Dataset records
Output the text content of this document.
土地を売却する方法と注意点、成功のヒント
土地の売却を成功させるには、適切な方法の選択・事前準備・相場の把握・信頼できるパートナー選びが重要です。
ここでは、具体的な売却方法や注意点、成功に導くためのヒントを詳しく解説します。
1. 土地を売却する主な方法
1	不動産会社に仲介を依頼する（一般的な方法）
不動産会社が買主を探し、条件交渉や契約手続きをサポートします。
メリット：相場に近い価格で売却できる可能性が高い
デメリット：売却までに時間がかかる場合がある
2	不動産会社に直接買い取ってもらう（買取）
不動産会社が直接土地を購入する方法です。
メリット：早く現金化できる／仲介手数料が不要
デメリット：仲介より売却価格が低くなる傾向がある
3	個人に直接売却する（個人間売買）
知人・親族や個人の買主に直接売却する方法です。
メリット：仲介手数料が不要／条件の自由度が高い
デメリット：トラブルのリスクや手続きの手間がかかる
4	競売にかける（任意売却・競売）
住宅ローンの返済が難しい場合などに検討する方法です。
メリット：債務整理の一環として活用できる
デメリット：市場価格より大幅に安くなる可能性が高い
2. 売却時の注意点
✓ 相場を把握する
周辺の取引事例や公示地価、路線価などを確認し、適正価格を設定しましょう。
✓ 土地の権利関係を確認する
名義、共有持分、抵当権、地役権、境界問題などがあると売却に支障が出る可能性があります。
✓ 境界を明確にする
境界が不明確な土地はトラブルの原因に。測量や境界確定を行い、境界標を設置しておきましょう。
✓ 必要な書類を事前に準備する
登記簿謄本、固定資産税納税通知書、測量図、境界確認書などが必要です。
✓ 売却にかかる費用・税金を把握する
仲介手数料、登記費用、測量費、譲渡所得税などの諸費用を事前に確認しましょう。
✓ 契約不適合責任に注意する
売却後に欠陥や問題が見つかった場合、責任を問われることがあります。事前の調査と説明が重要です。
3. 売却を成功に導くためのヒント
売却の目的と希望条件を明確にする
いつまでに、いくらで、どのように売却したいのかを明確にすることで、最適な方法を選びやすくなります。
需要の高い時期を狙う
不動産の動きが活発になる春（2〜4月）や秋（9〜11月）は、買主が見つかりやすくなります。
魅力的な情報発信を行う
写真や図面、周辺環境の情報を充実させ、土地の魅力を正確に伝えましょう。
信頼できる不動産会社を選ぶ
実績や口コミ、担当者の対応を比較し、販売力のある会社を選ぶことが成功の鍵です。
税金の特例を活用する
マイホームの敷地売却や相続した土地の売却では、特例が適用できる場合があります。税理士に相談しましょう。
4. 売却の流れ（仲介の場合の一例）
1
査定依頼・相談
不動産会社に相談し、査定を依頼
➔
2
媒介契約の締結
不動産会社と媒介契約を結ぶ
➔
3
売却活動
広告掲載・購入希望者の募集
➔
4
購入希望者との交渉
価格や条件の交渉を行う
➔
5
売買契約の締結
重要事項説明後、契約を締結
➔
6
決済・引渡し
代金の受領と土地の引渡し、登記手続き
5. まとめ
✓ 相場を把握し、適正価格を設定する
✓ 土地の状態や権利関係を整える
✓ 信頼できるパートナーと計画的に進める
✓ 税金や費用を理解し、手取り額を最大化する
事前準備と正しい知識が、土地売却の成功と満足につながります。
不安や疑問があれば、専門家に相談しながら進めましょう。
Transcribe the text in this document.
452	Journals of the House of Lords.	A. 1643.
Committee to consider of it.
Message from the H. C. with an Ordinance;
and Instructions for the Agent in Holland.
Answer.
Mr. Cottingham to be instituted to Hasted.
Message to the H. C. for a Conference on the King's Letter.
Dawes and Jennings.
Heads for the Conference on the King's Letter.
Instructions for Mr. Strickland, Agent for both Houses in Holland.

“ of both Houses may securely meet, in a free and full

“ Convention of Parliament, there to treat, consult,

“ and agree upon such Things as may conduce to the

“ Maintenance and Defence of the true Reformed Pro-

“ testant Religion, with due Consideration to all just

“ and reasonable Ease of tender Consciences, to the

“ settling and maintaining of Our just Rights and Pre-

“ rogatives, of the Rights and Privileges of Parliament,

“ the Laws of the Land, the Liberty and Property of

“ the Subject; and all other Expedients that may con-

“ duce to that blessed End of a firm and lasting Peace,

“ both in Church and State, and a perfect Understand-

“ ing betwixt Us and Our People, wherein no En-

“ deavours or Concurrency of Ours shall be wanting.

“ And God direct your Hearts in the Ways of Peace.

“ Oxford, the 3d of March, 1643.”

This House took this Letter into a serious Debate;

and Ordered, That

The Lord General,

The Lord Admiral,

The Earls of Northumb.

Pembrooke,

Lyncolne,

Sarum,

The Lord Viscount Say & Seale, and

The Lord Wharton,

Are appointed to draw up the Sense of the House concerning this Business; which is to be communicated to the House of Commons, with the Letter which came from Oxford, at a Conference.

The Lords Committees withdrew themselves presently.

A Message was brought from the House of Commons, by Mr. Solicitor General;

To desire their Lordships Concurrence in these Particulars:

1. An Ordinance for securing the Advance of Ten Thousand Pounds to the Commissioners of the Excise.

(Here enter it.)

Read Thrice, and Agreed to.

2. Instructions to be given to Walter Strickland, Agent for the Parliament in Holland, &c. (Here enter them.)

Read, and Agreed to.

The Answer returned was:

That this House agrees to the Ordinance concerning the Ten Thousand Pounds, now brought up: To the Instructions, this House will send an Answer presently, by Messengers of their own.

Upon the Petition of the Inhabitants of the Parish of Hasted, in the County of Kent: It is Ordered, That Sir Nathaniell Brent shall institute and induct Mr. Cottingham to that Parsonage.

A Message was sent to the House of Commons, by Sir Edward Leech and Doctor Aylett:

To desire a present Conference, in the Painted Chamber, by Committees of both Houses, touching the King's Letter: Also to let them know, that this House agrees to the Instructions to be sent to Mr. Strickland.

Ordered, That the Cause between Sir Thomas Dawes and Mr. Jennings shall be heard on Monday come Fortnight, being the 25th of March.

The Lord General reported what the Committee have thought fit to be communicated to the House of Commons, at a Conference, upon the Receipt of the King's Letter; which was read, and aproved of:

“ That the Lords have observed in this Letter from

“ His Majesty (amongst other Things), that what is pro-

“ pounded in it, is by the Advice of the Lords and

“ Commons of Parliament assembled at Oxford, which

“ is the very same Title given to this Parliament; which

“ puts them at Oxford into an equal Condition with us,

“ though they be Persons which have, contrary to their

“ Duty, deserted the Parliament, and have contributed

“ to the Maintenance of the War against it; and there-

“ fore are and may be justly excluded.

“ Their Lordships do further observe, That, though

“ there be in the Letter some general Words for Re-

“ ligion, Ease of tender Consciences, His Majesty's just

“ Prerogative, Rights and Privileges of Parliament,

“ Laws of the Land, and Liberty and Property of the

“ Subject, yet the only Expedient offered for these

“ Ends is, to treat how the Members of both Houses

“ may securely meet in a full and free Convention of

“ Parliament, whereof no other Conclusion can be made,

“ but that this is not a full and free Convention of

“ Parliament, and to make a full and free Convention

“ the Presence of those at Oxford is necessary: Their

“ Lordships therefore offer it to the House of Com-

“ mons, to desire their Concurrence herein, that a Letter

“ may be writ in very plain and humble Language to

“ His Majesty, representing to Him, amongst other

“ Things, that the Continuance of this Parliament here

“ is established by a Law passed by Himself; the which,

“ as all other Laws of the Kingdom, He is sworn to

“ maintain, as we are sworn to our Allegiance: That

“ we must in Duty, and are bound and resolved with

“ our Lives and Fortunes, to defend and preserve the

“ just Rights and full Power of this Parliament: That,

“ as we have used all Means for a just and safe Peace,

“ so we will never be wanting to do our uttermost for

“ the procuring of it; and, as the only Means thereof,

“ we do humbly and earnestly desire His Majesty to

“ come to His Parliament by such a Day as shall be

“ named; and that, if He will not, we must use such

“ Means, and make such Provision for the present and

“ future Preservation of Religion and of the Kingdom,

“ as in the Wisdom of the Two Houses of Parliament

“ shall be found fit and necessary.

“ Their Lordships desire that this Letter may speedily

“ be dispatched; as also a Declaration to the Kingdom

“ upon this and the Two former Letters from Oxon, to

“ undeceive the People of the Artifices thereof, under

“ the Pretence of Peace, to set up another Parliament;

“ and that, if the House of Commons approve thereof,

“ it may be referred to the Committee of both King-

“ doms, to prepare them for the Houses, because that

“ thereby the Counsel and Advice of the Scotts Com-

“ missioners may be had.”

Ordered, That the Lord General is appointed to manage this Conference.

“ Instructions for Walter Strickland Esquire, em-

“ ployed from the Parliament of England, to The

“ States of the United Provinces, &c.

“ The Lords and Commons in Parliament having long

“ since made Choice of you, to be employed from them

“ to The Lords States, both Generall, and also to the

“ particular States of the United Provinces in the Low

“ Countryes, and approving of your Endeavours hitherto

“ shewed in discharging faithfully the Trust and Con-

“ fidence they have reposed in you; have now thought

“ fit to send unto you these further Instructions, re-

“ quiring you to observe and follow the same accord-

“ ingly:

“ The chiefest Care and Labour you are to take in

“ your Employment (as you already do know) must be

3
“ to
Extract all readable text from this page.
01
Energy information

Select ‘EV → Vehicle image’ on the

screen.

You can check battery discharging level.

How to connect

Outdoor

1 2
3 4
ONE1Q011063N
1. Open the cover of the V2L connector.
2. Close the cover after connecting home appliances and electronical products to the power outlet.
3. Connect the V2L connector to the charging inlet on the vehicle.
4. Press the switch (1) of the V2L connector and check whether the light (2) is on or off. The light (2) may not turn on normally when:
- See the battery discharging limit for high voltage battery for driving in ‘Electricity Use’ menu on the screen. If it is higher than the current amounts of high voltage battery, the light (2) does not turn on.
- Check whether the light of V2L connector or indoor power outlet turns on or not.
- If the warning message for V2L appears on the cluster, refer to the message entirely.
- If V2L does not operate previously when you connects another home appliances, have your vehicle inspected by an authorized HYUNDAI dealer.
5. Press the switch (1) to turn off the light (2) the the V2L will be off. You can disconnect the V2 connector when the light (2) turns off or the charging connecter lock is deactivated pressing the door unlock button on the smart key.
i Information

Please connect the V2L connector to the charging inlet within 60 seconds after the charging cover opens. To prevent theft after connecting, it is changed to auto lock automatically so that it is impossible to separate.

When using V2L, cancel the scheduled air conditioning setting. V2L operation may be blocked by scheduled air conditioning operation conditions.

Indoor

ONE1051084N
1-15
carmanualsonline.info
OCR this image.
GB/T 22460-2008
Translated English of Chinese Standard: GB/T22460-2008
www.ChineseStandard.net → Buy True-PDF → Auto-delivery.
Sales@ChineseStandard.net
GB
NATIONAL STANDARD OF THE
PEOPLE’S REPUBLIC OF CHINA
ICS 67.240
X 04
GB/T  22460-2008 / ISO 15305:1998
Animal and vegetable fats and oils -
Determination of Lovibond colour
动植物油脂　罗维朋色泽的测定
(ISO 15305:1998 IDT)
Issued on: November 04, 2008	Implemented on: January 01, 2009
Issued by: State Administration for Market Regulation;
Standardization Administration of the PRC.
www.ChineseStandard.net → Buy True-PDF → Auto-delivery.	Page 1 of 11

## [Exercise directions]
Every line that holds the string "make" should be returned.

## [Answer for the task]
“ Parliament, and to make a full and free Convention
“ Means, and make such Provision for the present and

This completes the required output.